Without the pictures, give the entries below again exactly as written.

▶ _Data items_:
****************************************

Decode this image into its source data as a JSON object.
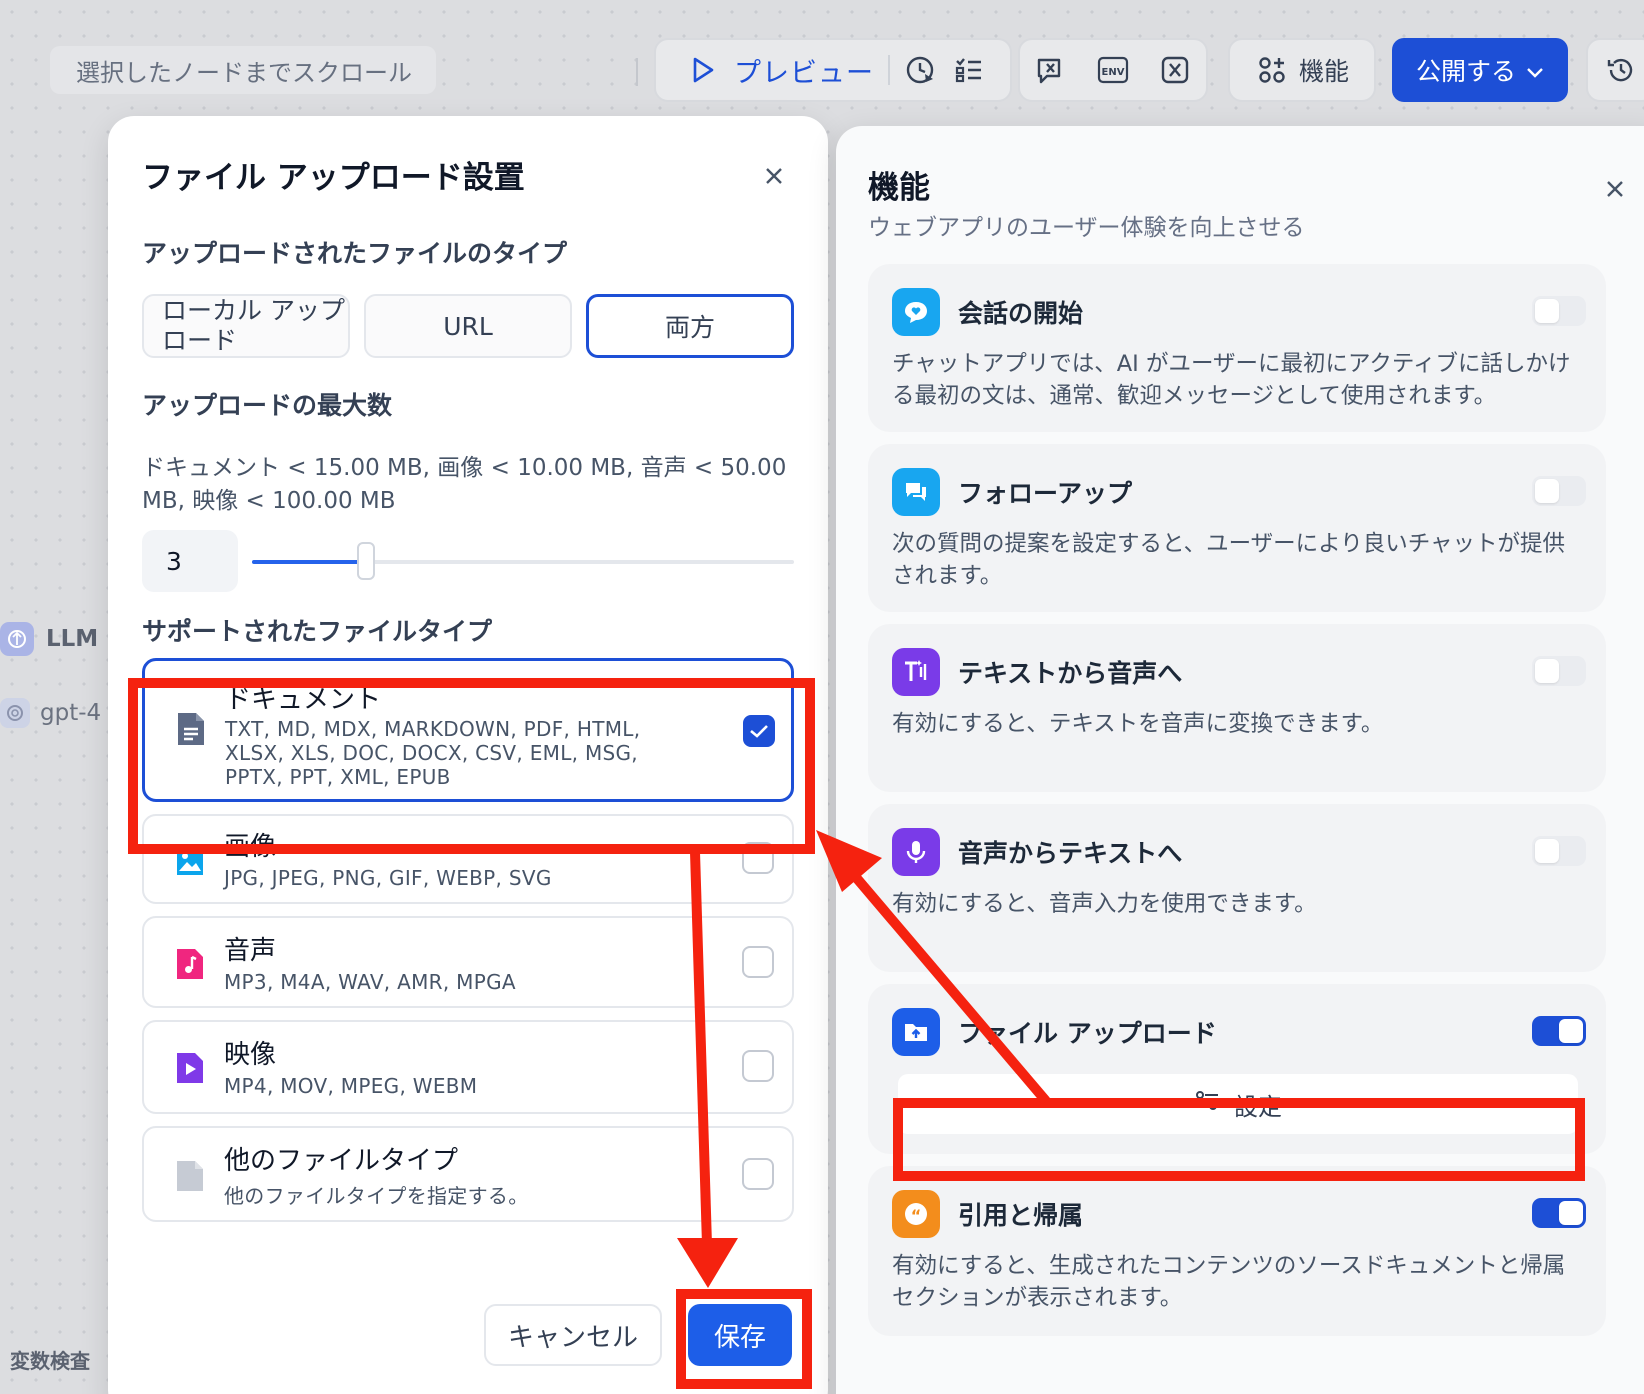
{
  "toolbar": {
    "scroll_label": "選択したノードまでスクロール",
    "preview_label": "プレビュー",
    "features_label": "機能",
    "publish_label": "公開する"
  },
  "canvas": {
    "llm_label": "LLM",
    "model_label": "gpt-4",
    "var_inspect_label": "変数検査"
  },
  "modal": {
    "title": "ファイル アップロード設置",
    "upload_type_label": "アップロードされたファイルのタイプ",
    "upload_types": [
      {
        "label": "ローカル アップロード",
        "selected": false
      },
      {
        "label": "URL",
        "selected": false
      },
      {
        "label": "両方",
        "selected": true
      }
    ],
    "max_label": "アップロードの最大数",
    "limits_text": "ドキュメント < 15.00 MB, 画像 < 10.00 MB, 音声 < 50.00 MB, 映像 < 100.00 MB",
    "max_value": "3",
    "slider_fraction": 0.21,
    "supported_label": "サポートされたファイルタイプ",
    "file_types": [
      {
        "name": "ドキュメント",
        "ext": "TXT, MD, MDX, MARKDOWN, PDF, HTML, XLSX, XLS, DOC, DOCX, CSV, EML, MSG, PPTX, PPT, XML, EPUB",
        "checked": true,
        "icon": "document-icon",
        "color": "#5d6a85"
      },
      {
        "name": "画像",
        "ext": "JPG, JPEG, PNG, GIF, WEBP, SVG",
        "checked": false,
        "icon": "image-icon",
        "color": "#0ba5ec"
      },
      {
        "name": "音声",
        "ext": "MP3, M4A, WAV, AMR, MPGA",
        "checked": false,
        "icon": "audio-icon",
        "color": "#f0267f"
      },
      {
        "name": "映像",
        "ext": "MP4, MOV, MPEG, WEBM",
        "checked": false,
        "icon": "video-icon",
        "color": "#7f39e8"
      },
      {
        "name": "他のファイルタイプ",
        "ext": "他のファイルタイプを指定する。",
        "checked": false,
        "icon": "file-icon",
        "color": "#c6cbd4"
      }
    ],
    "cancel_label": "キャンセル",
    "save_label": "保存"
  },
  "features": {
    "title": "機能",
    "subtitle": "ウェブアプリのユーザー体験を向上させる",
    "items": [
      {
        "title": "会話の開始",
        "desc": "チャットアプリでは、AI がユーザーに最初にアクティブに話しかける最初の文は、通常、歓迎メッセージとして使用されます。",
        "enabled": false,
        "icon": "chat-bubble-icon",
        "color": "#18a6f0"
      },
      {
        "title": "フォローアップ",
        "desc": "次の質問の提案を設定すると、ユーザーにより良いチャットが提供されます。",
        "enabled": false,
        "icon": "messages-icon",
        "color": "#18a6f0"
      },
      {
        "title": "テキストから音声へ",
        "desc": "有効にすると、テキストを音声に変換できます。",
        "enabled": false,
        "icon": "text-to-speech-icon",
        "color": "#7a3be8"
      },
      {
        "title": "音声からテキストへ",
        "desc": "有効にすると、音声入力を使用できます。",
        "enabled": false,
        "icon": "microphone-icon",
        "color": "#7a3be8"
      },
      {
        "title": "ファイル アップロード",
        "desc": "",
        "enabled": true,
        "icon": "folder-upload-icon",
        "color": "#1d5ee8",
        "settings_label": "設定"
      },
      {
        "title": "引用と帰属",
        "desc": "有効にすると、生成されたコンテンツのソースドキュメントと帰属セクションが表示されます。",
        "enabled": true,
        "icon": "quote-icon",
        "color": "#f38d1c"
      }
    ]
  },
  "colors": {
    "accent": "#1d4fd6",
    "annotation": "#f5220f"
  }
}
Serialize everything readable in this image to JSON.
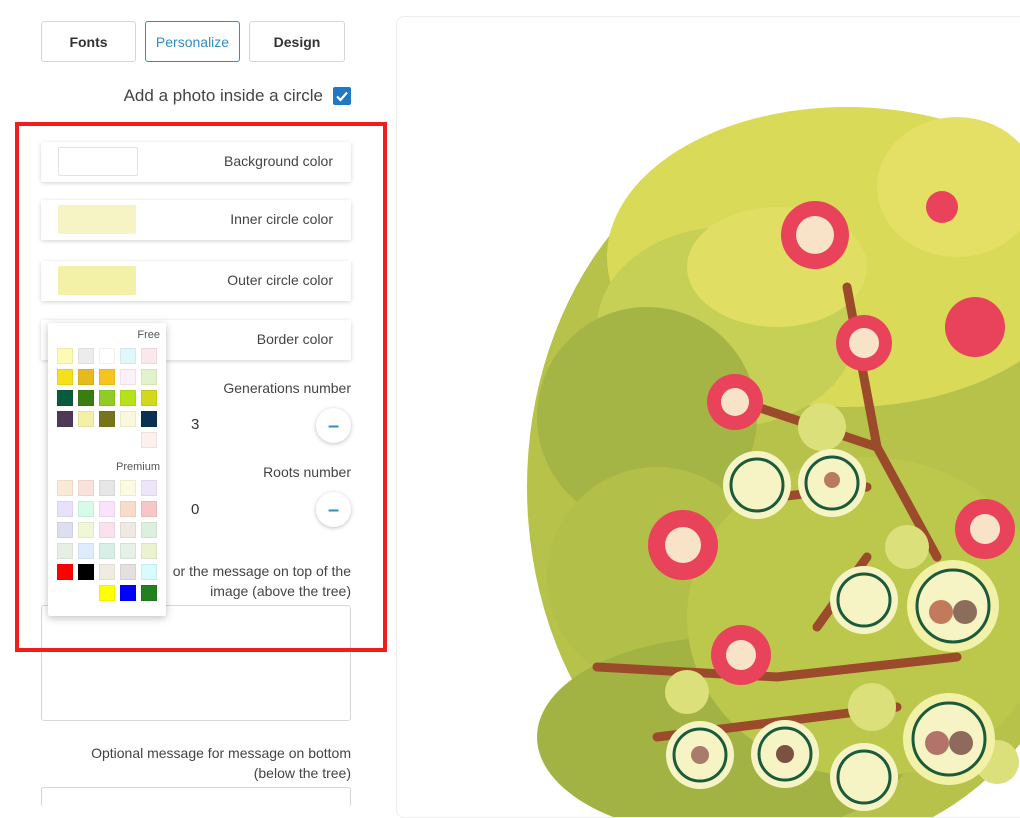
{
  "tabs": [
    {
      "label": "Fonts"
    },
    {
      "label": "Personalize"
    },
    {
      "label": "Design"
    }
  ],
  "photo_option": {
    "label": "Add a photo inside a circle",
    "checked": true
  },
  "colors": {
    "background": {
      "label": "Background color",
      "value": "#ffffff"
    },
    "inner": {
      "label": "Inner circle color",
      "value": "#f6f4c4"
    },
    "outer": {
      "label": "Outer circle color",
      "value": "#f3f0a8"
    },
    "border": {
      "label": "Border color"
    }
  },
  "generations": {
    "label": "Generations number",
    "value": "3"
  },
  "roots": {
    "label": "Roots number",
    "value": "0"
  },
  "top_message": {
    "label": "or the message on top of the image (above the tree)",
    "line1": "or the message on top of the",
    "line2": "image (above the tree)"
  },
  "bottom_message": {
    "line1": "Optional message for message on bottom",
    "line2": "(below the tree)"
  },
  "picker": {
    "free_label": "Free",
    "premium_label": "Premium",
    "free_colors": [
      "#fbfbb4",
      "#ececec",
      "#ffffff",
      "#e1f8fb",
      "#fbe7ec",
      "#f4e11c",
      "#e6b91f",
      "#f7c31e",
      "#fcf1fb",
      "#e2f2ca",
      "#0a5b3b",
      "#3a7d12",
      "#8fcc26",
      "#b6e21c",
      "#d2d81c",
      "#4e3a56",
      "#f5f0a8",
      "#77751c",
      "#faf7dc",
      "#092f52",
      "#ffffff",
      "#ffffff",
      "#ffffff",
      "#ffffff",
      "#fdf1ee"
    ],
    "premium_colors": [
      "#fbe9d6",
      "#fbe1dc",
      "#e6e6e6",
      "#fbfbe2",
      "#ede6fb",
      "#e6e2fb",
      "#d6fbe6",
      "#fbe2fb",
      "#f8dccc",
      "#f7c7c7",
      "#dcdff0",
      "#eff7d6",
      "#fbe1ed",
      "#f0e8e1",
      "#ddf0de",
      "#e6eee6",
      "#dfecfb",
      "#d8eee6",
      "#e6f0e6",
      "#eaf2d2",
      "#ff0000",
      "#000000",
      "#f0ece1",
      "#e4e0e0",
      "#d8fbfb",
      "#ffffff",
      "#ffffff",
      "#ffff00",
      "#0000ff",
      "#238020"
    ]
  },
  "accent_color": "#2d8fc4",
  "highlight_color": "#f11d1d"
}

****************************************

▶ _Reply to the task_:
Decode this image into its source data as a JSON object.
{
  "toolbar": {
    "scroll_label": "選択したノードまでスクロール",
    "preview_label": "プレビュー",
    "features_label": "機能",
    "publish_label": "公開する"
  },
  "canvas": {
    "llm_label": "LLM",
    "model_label": "gpt-4",
    "var_inspect_label": "変数検査"
  },
  "modal": {
    "title": "ファイル アップロード設置",
    "upload_type_label": "アップロードされたファイルのタイプ",
    "upload_types": [
      {
        "label": "ローカル アップロード",
        "selected": false
      },
      {
        "label": "URL",
        "selected": false
      },
      {
        "label": "両方",
        "selected": true
      }
    ],
    "max_label": "アップロードの最大数",
    "limits_text": "ドキュメント < 15.00 MB, 画像 < 10.00 MB, 音声 < 50.00 MB, 映像 < 100.00 MB",
    "max_value": "3",
    "slider_fraction": 0.21,
    "supported_label": "サポートされたファイルタイプ",
    "file_types": [
      {
        "name": "ドキュメント",
        "ext": "TXT, MD, MDX, MARKDOWN, PDF, HTML, XLSX, XLS, DOC, DOCX, CSV, EML, MSG, PPTX, PPT, XML, EPUB",
        "checked": true,
        "icon": "document-icon",
        "color": "#5d6a85"
      },
      {
        "name": "画像",
        "ext": "JPG, JPEG, PNG, GIF, WEBP, SVG",
        "checked": false,
        "icon": "image-icon",
        "color": "#0ba5ec"
      },
      {
        "name": "音声",
        "ext": "MP3, M4A, WAV, AMR, MPGA",
        "checked": false,
        "icon": "audio-icon",
        "color": "#f0267f"
      },
      {
        "name": "映像",
        "ext": "MP4, MOV, MPEG, WEBM",
        "checked": false,
        "icon": "video-icon",
        "color": "#7f39e8"
      },
      {
        "name": "他のファイルタイプ",
        "ext": "他のファイルタイプを指定する。",
        "checked": false,
        "icon": "file-icon",
        "color": "#c6cbd4"
      }
    ],
    "cancel_label": "キャンセル",
    "save_label": "保存"
  },
  "features": {
    "title": "機能",
    "subtitle": "ウェブアプリのユーザー体験を向上させる",
    "items": [
      {
        "title": "会話の開始",
        "desc": "チャットアプリでは、AI がユーザーに最初にアクティブに話しかける最初の文は、通常、歓迎メッセージとして使用されます。",
        "enabled": false,
        "icon": "chat-bubble-icon",
        "color": "#18a6f0"
      },
      {
        "title": "フォローアップ",
        "desc": "次の質問の提案を設定すると、ユーザーにより良いチャットが提供されます。",
        "enabled": false,
        "icon": "messages-icon",
        "color": "#18a6f0"
      },
      {
        "title": "テキストから音声へ",
        "desc": "有効にすると、テキストを音声に変換できます。",
        "enabled": false,
        "icon": "text-to-speech-icon",
        "color": "#7a3be8"
      },
      {
        "title": "音声からテキストへ",
        "desc": "有効にすると、音声入力を使用できます。",
        "enabled": false,
        "icon": "microphone-icon",
        "color": "#7a3be8"
      },
      {
        "title": "ファイル アップロード",
        "desc": "",
        "enabled": true,
        "icon": "folder-upload-icon",
        "color": "#1d5ee8",
        "settings_label": "設定"
      },
      {
        "title": "引用と帰属",
        "desc": "有効にすると、生成されたコンテンツのソースドキュメントと帰属セクションが表示されます。",
        "enabled": true,
        "icon": "quote-icon",
        "color": "#f38d1c"
      }
    ]
  },
  "colors": {
    "accent": "#1d4fd6",
    "annotation": "#f5220f"
  }
}
Serialize everything readable in this image to JSON.
{
  "tabs": [
    {
      "label": "Fonts"
    },
    {
      "label": "Personalize"
    },
    {
      "label": "Design"
    }
  ],
  "photo_option": {
    "label": "Add a photo inside a circle",
    "checked": true
  },
  "colors": {
    "background": {
      "label": "Background color",
      "value": "#ffffff"
    },
    "inner": {
      "label": "Inner circle color",
      "value": "#f6f4c4"
    },
    "outer": {
      "label": "Outer circle color",
      "value": "#f3f0a8"
    },
    "border": {
      "label": "Border color"
    }
  },
  "generations": {
    "label": "Generations number",
    "value": "3"
  },
  "roots": {
    "label": "Roots number",
    "value": "0"
  },
  "top_message": {
    "label": "or the message on top of the image (above the tree)",
    "line1": "or the message on top of the",
    "line2": "image (above the tree)"
  },
  "bottom_message": {
    "line1": "Optional message for message on bottom",
    "line2": "(below the tree)"
  },
  "picker": {
    "free_label": "Free",
    "premium_label": "Premium",
    "free_colors": [
      "#fbfbb4",
      "#ececec",
      "#ffffff",
      "#e1f8fb",
      "#fbe7ec",
      "#f4e11c",
      "#e6b91f",
      "#f7c31e",
      "#fcf1fb",
      "#e2f2ca",
      "#0a5b3b",
      "#3a7d12",
      "#8fcc26",
      "#b6e21c",
      "#d2d81c",
      "#4e3a56",
      "#f5f0a8",
      "#77751c",
      "#faf7dc",
      "#092f52",
      "#ffffff",
      "#ffffff",
      "#ffffff",
      "#ffffff",
      "#fdf1ee"
    ],
    "premium_colors": [
      "#fbe9d6",
      "#fbe1dc",
      "#e6e6e6",
      "#fbfbe2",
      "#ede6fb",
      "#e6e2fb",
      "#d6fbe6",
      "#fbe2fb",
      "#f8dccc",
      "#f7c7c7",
      "#dcdff0",
      "#eff7d6",
      "#fbe1ed",
      "#f0e8e1",
      "#ddf0de",
      "#e6eee6",
      "#dfecfb",
      "#d8eee6",
      "#e6f0e6",
      "#eaf2d2",
      "#ff0000",
      "#000000",
      "#f0ece1",
      "#e4e0e0",
      "#d8fbfb",
      "#ffffff",
      "#ffffff",
      "#ffff00",
      "#0000ff",
      "#238020"
    ]
  },
  "accent_color": "#2d8fc4",
  "highlight_color": "#f11d1d"
}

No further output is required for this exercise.